INSTRUCTION: Every entry needs to be printed exactly, please.

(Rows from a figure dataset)
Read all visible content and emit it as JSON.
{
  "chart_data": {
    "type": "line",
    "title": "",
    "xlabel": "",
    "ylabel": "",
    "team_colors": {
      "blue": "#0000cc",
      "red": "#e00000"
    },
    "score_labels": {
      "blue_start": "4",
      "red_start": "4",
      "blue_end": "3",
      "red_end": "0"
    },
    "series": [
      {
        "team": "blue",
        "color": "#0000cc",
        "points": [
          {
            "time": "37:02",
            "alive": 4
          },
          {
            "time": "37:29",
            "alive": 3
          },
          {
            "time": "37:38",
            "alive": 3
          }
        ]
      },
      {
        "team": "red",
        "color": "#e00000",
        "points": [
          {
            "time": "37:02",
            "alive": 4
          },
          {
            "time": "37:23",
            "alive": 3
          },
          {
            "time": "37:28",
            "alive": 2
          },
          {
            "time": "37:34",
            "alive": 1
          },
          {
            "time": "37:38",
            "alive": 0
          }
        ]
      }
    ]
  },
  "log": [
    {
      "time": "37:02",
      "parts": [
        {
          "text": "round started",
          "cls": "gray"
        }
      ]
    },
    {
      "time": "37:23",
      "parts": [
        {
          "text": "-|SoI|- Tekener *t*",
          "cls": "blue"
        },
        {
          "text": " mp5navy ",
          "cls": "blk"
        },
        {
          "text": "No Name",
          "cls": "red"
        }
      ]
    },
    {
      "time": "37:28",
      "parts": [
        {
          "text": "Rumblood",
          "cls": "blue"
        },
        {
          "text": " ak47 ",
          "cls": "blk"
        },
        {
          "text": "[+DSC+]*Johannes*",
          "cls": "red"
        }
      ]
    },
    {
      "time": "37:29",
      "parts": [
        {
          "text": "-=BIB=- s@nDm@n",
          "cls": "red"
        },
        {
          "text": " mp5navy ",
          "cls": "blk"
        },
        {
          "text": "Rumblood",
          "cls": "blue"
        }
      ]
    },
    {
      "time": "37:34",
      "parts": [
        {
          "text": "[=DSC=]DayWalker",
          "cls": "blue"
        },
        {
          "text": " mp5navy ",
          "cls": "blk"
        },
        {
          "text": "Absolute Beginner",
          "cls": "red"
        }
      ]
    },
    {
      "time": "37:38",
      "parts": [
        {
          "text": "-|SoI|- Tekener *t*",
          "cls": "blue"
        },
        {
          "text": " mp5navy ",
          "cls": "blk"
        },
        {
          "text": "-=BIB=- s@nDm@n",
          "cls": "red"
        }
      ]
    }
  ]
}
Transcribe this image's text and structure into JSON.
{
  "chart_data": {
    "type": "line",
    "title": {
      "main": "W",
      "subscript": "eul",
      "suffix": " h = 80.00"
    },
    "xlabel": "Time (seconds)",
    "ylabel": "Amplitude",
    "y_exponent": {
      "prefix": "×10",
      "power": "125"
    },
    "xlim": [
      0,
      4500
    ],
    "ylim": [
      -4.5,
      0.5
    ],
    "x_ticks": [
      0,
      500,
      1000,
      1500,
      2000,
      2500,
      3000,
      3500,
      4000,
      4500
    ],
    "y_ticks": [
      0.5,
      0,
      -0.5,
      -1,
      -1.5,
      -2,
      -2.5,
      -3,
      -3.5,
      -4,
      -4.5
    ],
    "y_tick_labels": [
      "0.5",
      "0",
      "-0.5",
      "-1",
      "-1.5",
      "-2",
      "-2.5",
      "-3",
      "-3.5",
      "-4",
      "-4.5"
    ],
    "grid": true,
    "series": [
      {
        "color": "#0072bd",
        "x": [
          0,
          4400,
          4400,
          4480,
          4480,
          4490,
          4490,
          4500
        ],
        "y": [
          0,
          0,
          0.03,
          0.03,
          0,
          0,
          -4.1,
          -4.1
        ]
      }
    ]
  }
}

SOLVED PROBLEM:
Read all visible content and emit it as JSON.
{
  "chart_data": {
    "type": "line",
    "title": "",
    "xlabel": "",
    "ylabel": "",
    "team_colors": {
      "blue": "#0000cc",
      "red": "#e00000"
    },
    "score_labels": {
      "blue_start": "4",
      "red_start": "4",
      "blue_end": "3",
      "red_end": "0"
    },
    "series": [
      {
        "team": "blue",
        "color": "#0000cc",
        "points": [
          {
            "time": "37:02",
            "alive": 4
          },
          {
            "time": "37:29",
            "alive": 3
          },
          {
            "time": "37:38",
            "alive": 3
          }
        ]
      },
      {
        "team": "red",
        "color": "#e00000",
        "points": [
          {
            "time": "37:02",
            "alive": 4
          },
          {
            "time": "37:23",
            "alive": 3
          },
          {
            "time": "37:28",
            "alive": 2
          },
          {
            "time": "37:34",
            "alive": 1
          },
          {
            "time": "37:38",
            "alive": 0
          }
        ]
      }
    ]
  },
  "log": [
    {
      "time": "37:02",
      "parts": [
        {
          "text": "round started",
          "cls": "gray"
        }
      ]
    },
    {
      "time": "37:23",
      "parts": [
        {
          "text": "-|SoI|- Tekener *t*",
          "cls": "blue"
        },
        {
          "text": " mp5navy ",
          "cls": "blk"
        },
        {
          "text": "No Name",
          "cls": "red"
        }
      ]
    },
    {
      "time": "37:28",
      "parts": [
        {
          "text": "Rumblood",
          "cls": "blue"
        },
        {
          "text": " ak47 ",
          "cls": "blk"
        },
        {
          "text": "[+DSC+]*Johannes*",
          "cls": "red"
        }
      ]
    },
    {
      "time": "37:29",
      "parts": [
        {
          "text": "-=BIB=- s@nDm@n",
          "cls": "red"
        },
        {
          "text": " mp5navy ",
          "cls": "blk"
        },
        {
          "text": "Rumblood",
          "cls": "blue"
        }
      ]
    },
    {
      "time": "37:34",
      "parts": [
        {
          "text": "[=DSC=]DayWalker",
          "cls": "blue"
        },
        {
          "text": " mp5navy ",
          "cls": "blk"
        },
        {
          "text": "Absolute Beginner",
          "cls": "red"
        }
      ]
    },
    {
      "time": "37:38",
      "parts": [
        {
          "text": "-|SoI|- Tekener *t*",
          "cls": "blue"
        },
        {
          "text": " mp5navy ",
          "cls": "blk"
        },
        {
          "text": "-=BIB=- s@nDm@n",
          "cls": "red"
        }
      ]
    }
  ]
}
Transcribe this image's text and structure into JSON.
{
  "chart_data": {
    "type": "line",
    "title": {
      "main": "W",
      "subscript": "eul",
      "suffix": " h = 80.00"
    },
    "xlabel": "Time (seconds)",
    "ylabel": "Amplitude",
    "y_exponent": {
      "prefix": "×10",
      "power": "125"
    },
    "xlim": [
      0,
      4500
    ],
    "ylim": [
      -4.5,
      0.5
    ],
    "x_ticks": [
      0,
      500,
      1000,
      1500,
      2000,
      2500,
      3000,
      3500,
      4000,
      4500
    ],
    "y_ticks": [
      0.5,
      0,
      -0.5,
      -1,
      -1.5,
      -2,
      -2.5,
      -3,
      -3.5,
      -4,
      -4.5
    ],
    "y_tick_labels": [
      "0.5",
      "0",
      "-0.5",
      "-1",
      "-1.5",
      "-2",
      "-2.5",
      "-3",
      "-3.5",
      "-4",
      "-4.5"
    ],
    "grid": true,
    "series": [
      {
        "color": "#0072bd",
        "x": [
          0,
          4400,
          4400,
          4480,
          4480,
          4490,
          4490,
          4500
        ],
        "y": [
          0,
          0,
          0.03,
          0.03,
          0,
          0,
          -4.1,
          -4.1
        ]
      }
    ]
  }
}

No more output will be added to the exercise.